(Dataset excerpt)

____

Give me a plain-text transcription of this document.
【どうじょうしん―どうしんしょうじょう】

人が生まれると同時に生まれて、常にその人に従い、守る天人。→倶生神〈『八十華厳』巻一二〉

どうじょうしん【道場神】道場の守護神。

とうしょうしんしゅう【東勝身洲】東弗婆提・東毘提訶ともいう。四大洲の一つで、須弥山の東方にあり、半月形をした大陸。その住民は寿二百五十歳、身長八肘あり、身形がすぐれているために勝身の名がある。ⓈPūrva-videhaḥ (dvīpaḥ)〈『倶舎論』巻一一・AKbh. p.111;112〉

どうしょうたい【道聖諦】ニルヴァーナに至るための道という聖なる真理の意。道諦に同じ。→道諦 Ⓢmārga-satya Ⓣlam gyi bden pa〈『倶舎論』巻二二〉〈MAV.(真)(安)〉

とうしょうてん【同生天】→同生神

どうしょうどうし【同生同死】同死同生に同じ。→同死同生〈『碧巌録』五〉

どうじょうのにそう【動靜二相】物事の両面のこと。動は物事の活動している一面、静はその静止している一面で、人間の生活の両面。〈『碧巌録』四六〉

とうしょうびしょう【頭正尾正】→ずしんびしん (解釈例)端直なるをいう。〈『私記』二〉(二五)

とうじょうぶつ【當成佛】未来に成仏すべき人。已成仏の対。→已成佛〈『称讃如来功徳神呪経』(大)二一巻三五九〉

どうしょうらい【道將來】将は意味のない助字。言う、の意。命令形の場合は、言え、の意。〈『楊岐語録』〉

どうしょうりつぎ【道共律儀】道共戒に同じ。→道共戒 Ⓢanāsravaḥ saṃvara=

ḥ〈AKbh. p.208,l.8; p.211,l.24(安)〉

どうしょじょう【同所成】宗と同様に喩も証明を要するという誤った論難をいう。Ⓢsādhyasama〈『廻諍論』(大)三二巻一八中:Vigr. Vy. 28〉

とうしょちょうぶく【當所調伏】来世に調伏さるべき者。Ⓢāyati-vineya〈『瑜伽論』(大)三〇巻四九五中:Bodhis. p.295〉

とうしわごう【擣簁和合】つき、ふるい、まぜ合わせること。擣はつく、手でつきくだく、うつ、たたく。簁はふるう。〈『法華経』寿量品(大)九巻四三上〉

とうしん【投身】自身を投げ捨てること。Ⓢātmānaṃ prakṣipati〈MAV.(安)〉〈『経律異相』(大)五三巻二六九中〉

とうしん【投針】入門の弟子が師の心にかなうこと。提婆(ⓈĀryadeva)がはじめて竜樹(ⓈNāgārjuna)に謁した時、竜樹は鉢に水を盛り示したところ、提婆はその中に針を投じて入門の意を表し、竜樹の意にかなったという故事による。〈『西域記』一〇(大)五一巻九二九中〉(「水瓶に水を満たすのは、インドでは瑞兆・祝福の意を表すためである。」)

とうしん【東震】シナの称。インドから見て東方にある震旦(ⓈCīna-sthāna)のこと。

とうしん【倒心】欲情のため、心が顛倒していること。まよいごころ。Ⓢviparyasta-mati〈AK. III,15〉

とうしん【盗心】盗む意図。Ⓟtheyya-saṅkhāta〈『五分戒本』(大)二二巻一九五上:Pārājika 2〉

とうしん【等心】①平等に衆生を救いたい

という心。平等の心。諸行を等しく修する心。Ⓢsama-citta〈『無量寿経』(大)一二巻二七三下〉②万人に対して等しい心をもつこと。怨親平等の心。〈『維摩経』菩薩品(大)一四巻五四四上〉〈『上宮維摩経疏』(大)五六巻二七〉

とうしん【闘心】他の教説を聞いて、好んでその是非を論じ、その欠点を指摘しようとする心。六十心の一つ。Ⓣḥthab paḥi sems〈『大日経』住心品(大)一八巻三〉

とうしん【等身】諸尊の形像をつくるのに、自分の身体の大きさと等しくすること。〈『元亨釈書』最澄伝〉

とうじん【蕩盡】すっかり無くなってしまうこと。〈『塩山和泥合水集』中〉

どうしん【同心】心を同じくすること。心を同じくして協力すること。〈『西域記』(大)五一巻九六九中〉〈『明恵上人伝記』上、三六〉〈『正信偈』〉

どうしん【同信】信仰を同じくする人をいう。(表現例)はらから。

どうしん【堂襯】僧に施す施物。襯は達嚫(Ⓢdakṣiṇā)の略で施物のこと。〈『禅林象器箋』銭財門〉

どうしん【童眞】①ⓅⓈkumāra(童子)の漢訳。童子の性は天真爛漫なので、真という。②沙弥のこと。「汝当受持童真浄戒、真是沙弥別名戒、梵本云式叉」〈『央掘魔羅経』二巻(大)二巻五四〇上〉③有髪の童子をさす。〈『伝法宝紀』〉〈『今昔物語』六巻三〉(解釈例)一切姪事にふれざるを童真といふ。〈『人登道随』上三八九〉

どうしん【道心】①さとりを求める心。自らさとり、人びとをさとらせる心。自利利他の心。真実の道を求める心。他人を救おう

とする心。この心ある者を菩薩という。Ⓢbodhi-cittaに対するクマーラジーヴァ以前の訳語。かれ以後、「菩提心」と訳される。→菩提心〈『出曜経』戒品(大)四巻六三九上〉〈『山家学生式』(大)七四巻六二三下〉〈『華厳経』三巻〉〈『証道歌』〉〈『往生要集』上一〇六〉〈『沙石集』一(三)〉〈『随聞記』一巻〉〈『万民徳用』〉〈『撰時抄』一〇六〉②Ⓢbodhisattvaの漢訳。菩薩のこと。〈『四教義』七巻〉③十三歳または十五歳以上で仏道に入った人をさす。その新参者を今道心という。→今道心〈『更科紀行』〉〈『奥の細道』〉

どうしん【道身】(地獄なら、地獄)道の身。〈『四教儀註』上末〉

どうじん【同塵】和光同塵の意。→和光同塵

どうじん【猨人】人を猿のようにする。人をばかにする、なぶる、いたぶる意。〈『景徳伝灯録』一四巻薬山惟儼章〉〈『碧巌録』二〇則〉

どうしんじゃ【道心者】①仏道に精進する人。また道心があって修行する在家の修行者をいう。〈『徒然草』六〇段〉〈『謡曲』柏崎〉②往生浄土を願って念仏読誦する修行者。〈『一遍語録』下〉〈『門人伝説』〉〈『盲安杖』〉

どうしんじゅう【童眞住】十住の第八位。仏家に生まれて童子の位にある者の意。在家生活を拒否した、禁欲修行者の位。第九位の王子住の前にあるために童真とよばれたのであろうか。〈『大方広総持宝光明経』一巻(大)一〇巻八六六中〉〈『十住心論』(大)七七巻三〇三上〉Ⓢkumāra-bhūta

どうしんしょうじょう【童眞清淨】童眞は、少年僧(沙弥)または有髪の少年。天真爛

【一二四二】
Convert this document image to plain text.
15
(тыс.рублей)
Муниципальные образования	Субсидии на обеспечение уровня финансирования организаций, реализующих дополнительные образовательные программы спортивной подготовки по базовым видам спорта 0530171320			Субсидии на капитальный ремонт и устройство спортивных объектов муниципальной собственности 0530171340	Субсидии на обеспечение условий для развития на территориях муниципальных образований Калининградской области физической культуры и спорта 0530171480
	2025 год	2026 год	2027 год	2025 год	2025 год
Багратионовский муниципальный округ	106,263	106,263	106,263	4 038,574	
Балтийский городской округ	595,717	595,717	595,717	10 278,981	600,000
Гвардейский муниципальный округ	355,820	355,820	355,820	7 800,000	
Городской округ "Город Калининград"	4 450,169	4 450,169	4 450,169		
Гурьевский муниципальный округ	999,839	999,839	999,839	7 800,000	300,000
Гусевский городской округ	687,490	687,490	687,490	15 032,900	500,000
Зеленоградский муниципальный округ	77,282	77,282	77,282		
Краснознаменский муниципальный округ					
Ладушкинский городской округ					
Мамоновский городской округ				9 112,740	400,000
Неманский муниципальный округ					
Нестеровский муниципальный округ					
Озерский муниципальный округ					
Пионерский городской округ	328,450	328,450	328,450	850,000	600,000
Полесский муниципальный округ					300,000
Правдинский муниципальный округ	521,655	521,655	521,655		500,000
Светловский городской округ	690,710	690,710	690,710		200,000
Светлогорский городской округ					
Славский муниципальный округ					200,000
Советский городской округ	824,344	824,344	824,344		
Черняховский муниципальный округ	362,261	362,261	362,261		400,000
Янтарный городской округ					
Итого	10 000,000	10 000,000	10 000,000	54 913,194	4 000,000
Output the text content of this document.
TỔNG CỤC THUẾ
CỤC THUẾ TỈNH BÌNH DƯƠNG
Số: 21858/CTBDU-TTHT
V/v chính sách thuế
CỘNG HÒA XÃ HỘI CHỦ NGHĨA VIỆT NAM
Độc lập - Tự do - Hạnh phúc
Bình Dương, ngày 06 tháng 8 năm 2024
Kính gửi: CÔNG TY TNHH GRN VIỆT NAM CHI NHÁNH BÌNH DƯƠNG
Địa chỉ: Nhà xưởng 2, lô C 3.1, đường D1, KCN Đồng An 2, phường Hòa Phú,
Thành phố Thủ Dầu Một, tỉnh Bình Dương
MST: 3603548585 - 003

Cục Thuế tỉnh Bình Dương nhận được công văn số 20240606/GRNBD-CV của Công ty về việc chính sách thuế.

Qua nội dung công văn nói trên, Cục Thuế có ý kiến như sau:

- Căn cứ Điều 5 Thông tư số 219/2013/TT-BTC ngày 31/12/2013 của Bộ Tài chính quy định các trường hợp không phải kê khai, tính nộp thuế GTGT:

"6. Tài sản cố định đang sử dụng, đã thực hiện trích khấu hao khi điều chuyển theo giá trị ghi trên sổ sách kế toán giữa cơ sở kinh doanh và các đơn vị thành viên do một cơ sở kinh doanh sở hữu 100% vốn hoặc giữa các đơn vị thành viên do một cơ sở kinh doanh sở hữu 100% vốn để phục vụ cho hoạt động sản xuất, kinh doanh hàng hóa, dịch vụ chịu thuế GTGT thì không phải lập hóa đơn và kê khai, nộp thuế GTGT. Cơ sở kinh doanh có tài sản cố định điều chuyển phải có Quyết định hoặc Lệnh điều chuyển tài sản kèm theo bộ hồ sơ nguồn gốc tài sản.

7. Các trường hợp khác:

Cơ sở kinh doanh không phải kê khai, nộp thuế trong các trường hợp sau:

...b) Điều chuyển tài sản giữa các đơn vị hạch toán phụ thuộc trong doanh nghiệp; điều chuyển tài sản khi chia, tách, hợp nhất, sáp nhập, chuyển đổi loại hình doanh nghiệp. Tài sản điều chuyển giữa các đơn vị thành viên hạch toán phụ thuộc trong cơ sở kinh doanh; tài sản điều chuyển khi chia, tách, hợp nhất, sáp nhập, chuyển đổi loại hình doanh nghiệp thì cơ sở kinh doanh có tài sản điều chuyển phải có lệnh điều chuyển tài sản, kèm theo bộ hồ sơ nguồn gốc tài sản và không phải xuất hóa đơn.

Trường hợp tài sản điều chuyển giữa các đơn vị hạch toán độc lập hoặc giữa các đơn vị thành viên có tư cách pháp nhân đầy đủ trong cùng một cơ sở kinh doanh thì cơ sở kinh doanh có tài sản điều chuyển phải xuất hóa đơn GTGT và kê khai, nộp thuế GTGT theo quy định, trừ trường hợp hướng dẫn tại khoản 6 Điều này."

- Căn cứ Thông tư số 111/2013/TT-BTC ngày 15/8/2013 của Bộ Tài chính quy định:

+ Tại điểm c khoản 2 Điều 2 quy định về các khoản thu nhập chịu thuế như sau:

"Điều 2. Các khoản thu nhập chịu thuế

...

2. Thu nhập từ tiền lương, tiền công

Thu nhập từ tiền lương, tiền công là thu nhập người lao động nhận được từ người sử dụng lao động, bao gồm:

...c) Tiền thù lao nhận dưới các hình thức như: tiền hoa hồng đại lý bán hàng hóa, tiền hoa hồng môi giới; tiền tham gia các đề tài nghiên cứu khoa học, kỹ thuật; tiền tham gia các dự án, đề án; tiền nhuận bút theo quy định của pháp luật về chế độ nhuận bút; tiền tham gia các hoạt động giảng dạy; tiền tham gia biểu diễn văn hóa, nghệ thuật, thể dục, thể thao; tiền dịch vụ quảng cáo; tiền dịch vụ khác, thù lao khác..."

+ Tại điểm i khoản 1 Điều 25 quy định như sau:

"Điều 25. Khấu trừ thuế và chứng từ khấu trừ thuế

____

> [WHAT YOU NEED TO DO] Only lines with the word "điểm" are wanted, so copy each one from the records.

> [OUTPUT BELOW]
+ Tại điểm c khoản 2 Điều 2 quy định về các khoản thu nhập chịu thuế như sau:
+ Tại điểm i khoản 1 Điều 25 quy định như sau:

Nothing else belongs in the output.